### Collected data entries:
** Start **

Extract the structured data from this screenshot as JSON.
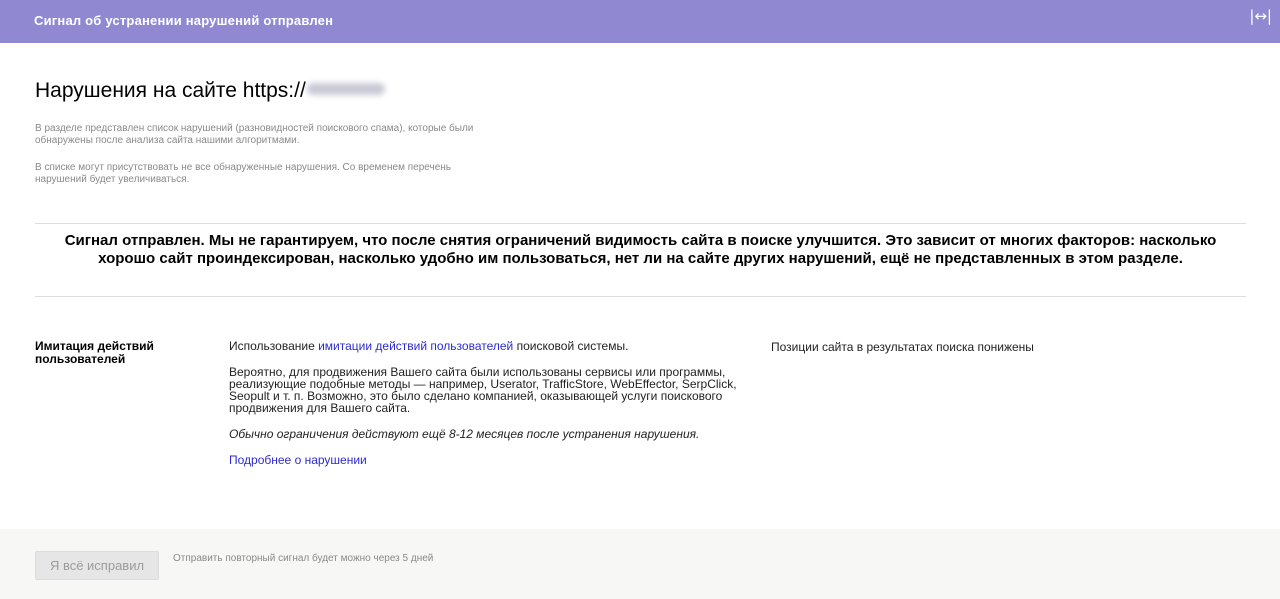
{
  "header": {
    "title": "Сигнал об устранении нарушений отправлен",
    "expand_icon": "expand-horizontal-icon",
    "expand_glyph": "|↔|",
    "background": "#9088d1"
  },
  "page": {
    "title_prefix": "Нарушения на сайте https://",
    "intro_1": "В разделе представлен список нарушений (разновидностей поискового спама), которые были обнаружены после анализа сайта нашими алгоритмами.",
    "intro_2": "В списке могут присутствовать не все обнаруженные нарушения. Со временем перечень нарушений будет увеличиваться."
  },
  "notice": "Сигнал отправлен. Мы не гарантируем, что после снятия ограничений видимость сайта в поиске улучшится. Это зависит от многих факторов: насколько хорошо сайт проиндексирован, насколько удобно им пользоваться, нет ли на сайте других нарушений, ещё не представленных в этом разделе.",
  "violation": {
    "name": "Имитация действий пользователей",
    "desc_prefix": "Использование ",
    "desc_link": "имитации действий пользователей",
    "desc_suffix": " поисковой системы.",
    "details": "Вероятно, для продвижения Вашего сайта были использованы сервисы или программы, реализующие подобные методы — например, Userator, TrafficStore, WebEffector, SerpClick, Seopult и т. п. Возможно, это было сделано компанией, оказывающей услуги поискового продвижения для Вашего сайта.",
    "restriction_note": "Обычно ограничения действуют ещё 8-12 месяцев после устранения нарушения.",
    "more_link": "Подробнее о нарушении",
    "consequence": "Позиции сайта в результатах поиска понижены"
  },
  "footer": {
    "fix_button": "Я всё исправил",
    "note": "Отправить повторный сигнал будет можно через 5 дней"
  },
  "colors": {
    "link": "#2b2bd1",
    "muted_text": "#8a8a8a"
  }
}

** End **

### To do:
Find each line that has the word "нарушений", then copy it out.

### Exercise answer:
    "title": "Сигнал об устранении нарушений отправлен",
    "intro_1": "В разделе представлен список нарушений (разновидностей поискового спама), которые были обнаружены после анализа сайта нашими алгоритмами.",
    "intro_2": "В списке могут присутствовать не все обнаруженные нарушения. Со временем перечень нарушений будет увеличиваться."
  "notice": "Сигнал отправлен. Мы не гарантируем, что после снятия ограничений видимость сайта в поиске улучшится. Это зависит от многих факторов: насколько хорошо сайт проиндексирован, насколько удобно им пользоваться, нет ли на сайте других нарушений, ещё не представленных в этом разделе.",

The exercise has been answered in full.